Supplied information:
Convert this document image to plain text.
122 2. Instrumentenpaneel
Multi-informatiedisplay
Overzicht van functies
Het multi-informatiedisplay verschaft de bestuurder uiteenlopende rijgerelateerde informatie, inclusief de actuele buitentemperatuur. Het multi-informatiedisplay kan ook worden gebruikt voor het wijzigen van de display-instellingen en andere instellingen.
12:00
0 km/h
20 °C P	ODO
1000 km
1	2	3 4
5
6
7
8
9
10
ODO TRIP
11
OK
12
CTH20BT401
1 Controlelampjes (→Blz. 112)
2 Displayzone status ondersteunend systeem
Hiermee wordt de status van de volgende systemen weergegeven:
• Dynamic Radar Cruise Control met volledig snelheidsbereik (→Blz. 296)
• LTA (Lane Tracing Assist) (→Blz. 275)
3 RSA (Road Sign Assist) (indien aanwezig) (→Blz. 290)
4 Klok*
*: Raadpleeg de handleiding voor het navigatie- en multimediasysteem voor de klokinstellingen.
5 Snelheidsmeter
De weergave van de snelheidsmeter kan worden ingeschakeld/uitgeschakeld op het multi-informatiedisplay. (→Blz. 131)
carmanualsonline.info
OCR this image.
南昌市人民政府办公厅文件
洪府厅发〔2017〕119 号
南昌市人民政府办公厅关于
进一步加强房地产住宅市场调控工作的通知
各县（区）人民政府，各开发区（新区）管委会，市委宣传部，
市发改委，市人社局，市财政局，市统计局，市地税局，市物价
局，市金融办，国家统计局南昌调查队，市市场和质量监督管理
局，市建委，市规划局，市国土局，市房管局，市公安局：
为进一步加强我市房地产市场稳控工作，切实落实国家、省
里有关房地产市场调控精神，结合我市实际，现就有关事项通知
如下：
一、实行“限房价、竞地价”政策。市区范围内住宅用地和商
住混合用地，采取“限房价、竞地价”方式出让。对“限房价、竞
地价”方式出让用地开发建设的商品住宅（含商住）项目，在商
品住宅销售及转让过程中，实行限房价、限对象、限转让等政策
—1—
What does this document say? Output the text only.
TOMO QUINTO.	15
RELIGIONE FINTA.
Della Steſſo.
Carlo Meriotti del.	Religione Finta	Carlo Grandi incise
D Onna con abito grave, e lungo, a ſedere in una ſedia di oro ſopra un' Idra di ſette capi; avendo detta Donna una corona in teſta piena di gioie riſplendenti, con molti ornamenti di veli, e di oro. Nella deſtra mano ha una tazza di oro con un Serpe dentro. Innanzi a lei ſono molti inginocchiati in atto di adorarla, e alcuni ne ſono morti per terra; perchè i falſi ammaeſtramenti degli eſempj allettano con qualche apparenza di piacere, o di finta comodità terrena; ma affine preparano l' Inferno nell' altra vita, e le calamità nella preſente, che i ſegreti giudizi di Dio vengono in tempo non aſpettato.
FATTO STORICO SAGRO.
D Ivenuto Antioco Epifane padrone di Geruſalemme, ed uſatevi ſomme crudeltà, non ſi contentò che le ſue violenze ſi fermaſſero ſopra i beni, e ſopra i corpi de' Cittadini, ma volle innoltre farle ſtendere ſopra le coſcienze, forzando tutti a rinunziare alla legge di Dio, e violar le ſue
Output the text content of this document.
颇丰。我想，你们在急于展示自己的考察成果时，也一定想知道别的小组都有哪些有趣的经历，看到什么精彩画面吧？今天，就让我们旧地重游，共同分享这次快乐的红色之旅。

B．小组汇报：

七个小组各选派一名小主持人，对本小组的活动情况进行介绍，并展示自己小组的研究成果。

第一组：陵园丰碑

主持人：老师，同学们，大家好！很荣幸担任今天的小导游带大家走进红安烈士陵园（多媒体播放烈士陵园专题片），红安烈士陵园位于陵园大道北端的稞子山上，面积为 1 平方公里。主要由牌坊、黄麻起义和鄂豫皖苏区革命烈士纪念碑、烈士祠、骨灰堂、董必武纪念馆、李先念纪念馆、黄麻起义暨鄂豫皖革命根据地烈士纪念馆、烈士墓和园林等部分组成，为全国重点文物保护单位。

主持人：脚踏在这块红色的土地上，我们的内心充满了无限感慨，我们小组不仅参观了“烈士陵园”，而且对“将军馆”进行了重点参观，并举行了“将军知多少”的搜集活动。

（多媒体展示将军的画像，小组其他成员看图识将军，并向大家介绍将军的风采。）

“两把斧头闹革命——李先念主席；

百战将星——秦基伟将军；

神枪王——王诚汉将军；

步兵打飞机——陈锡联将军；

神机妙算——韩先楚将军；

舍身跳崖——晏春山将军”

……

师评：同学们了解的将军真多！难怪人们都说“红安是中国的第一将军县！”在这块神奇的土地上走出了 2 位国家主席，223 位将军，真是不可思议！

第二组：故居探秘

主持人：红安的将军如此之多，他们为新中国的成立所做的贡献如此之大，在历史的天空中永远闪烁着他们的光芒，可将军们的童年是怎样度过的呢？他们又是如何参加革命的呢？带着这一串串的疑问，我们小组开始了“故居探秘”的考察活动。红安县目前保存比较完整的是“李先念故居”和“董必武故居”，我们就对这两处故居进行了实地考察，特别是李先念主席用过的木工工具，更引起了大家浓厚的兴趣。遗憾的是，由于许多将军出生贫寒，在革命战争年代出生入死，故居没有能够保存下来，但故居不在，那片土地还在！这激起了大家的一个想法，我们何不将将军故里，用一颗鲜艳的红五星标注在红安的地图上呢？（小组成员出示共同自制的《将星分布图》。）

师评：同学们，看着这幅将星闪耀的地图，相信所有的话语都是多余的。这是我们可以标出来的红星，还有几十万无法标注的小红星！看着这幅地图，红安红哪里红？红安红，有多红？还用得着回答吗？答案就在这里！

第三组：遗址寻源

Direction:
Copy every record exactly as presented.

Result of this exercise:
Convert this document image to plain text.
122 2. Instrumentenpaneel
Multi-informatiedisplay
Overzicht van functies
Het multi-informatiedisplay verschaft de bestuurder uiteenlopende rijgerelateerde informatie, inclusief de actuele buitentemperatuur. Het multi-informatiedisplay kan ook worden gebruikt voor het wijzigen van de display-instellingen en andere instellingen.
12:00
0 km/h
20 °C P	ODO
1000 km
1	2	3 4
5
6
7
8
9
10
ODO TRIP
11
OK
12
CTH20BT401
1 Controlelampjes (→Blz. 112)
2 Displayzone status ondersteunend systeem
Hiermee wordt de status van de volgende systemen weergegeven:
• Dynamic Radar Cruise Control met volledig snelheidsbereik (→Blz. 296)
• LTA (Lane Tracing Assist) (→Blz. 275)
3 RSA (Road Sign Assist) (indien aanwezig) (→Blz. 290)
4 Klok*
*: Raadpleeg de handleiding voor het navigatie- en multimediasysteem voor de klokinstellingen.
5 Snelheidsmeter
De weergave van de snelheidsmeter kan worden ingeschakeld/uitgeschakeld op het multi-informatiedisplay. (→Blz. 131)
carmanualsonline.info
OCR this image.
南昌市人民政府办公厅文件
洪府厅发〔2017〕119 号
南昌市人民政府办公厅关于
进一步加强房地产住宅市场调控工作的通知
各县（区）人民政府，各开发区（新区）管委会，市委宣传部，
市发改委，市人社局，市财政局，市统计局，市地税局，市物价
局，市金融办，国家统计局南昌调查队，市市场和质量监督管理
局，市建委，市规划局，市国土局，市房管局，市公安局：
为进一步加强我市房地产市场稳控工作，切实落实国家、省
里有关房地产市场调控精神，结合我市实际，现就有关事项通知
如下：
一、实行“限房价、竞地价”政策。市区范围内住宅用地和商
住混合用地，采取“限房价、竞地价”方式出让。对“限房价、竞
地价”方式出让用地开发建设的商品住宅（含商住）项目，在商
品住宅销售及转让过程中，实行限房价、限对象、限转让等政策
—1—
What does this document say? Output the text only.
TOMO QUINTO.	15
RELIGIONE FINTA.
Della Steſſo.
Carlo Meriotti del.	Religione Finta	Carlo Grandi incise
D Onna con abito grave, e lungo, a ſedere in una ſedia di oro ſopra un' Idra di ſette capi; avendo detta Donna una corona in teſta piena di gioie riſplendenti, con molti ornamenti di veli, e di oro. Nella deſtra mano ha una tazza di oro con un Serpe dentro. Innanzi a lei ſono molti inginocchiati in atto di adorarla, e alcuni ne ſono morti per terra; perchè i falſi ammaeſtramenti degli eſempj allettano con qualche apparenza di piacere, o di finta comodità terrena; ma affine preparano l' Inferno nell' altra vita, e le calamità nella preſente, che i ſegreti giudizi di Dio vengono in tempo non aſpettato.
FATTO STORICO SAGRO.
D Ivenuto Antioco Epifane padrone di Geruſalemme, ed uſatevi ſomme crudeltà, non ſi contentò che le ſue violenze ſi fermaſſero ſopra i beni, e ſopra i corpi de' Cittadini, ma volle innoltre farle ſtendere ſopra le coſcienze, forzando tutti a rinunziare alla legge di Dio, e violar le ſue
Output the text content of this document.
颇丰。我想，你们在急于展示自己的考察成果时，也一定想知道别的小组都有哪些有趣的经历，看到什么精彩画面吧？今天，就让我们旧地重游，共同分享这次快乐的红色之旅。

B．小组汇报：

七个小组各选派一名小主持人，对本小组的活动情况进行介绍，并展示自己小组的研究成果。

第一组：陵园丰碑

主持人：老师，同学们，大家好！很荣幸担任今天的小导游带大家走进红安烈士陵园（多媒体播放烈士陵园专题片），红安烈士陵园位于陵园大道北端的稞子山上，面积为 1 平方公里。主要由牌坊、黄麻起义和鄂豫皖苏区革命烈士纪念碑、烈士祠、骨灰堂、董必武纪念馆、李先念纪念馆、黄麻起义暨鄂豫皖革命根据地烈士纪念馆、烈士墓和园林等部分组成，为全国重点文物保护单位。

主持人：脚踏在这块红色的土地上，我们的内心充满了无限感慨，我们小组不仅参观了“烈士陵园”，而且对“将军馆”进行了重点参观，并举行了“将军知多少”的搜集活动。

（多媒体展示将军的画像，小组其他成员看图识将军，并向大家介绍将军的风采。）

“两把斧头闹革命——李先念主席；

百战将星——秦基伟将军；

神枪王——王诚汉将军；

步兵打飞机——陈锡联将军；

神机妙算——韩先楚将军；

舍身跳崖——晏春山将军”

……

师评：同学们了解的将军真多！难怪人们都说“红安是中国的第一将军县！”在这块神奇的土地上走出了 2 位国家主席，223 位将军，真是不可思议！

第二组：故居探秘

主持人：红安的将军如此之多，他们为新中国的成立所做的贡献如此之大，在历史的天空中永远闪烁着他们的光芒，可将军们的童年是怎样度过的呢？他们又是如何参加革命的呢？带着这一串串的疑问，我们小组开始了“故居探秘”的考察活动。红安县目前保存比较完整的是“李先念故居”和“董必武故居”，我们就对这两处故居进行了实地考察，特别是李先念主席用过的木工工具，更引起了大家浓厚的兴趣。遗憾的是，由于许多将军出生贫寒，在革命战争年代出生入死，故居没有能够保存下来，但故居不在，那片土地还在！这激起了大家的一个想法，我们何不将将军故里，用一颗鲜艳的红五星标注在红安的地图上呢？（小组成员出示共同自制的《将星分布图》。）

师评：同学们，看着这幅将星闪耀的地图，相信所有的话语都是多余的。这是我们可以标出来的红星，还有几十万无法标注的小红星！看着这幅地图，红安红哪里红？红安红，有多红？还用得着回答吗？答案就在这里！

第三组：遗址寻源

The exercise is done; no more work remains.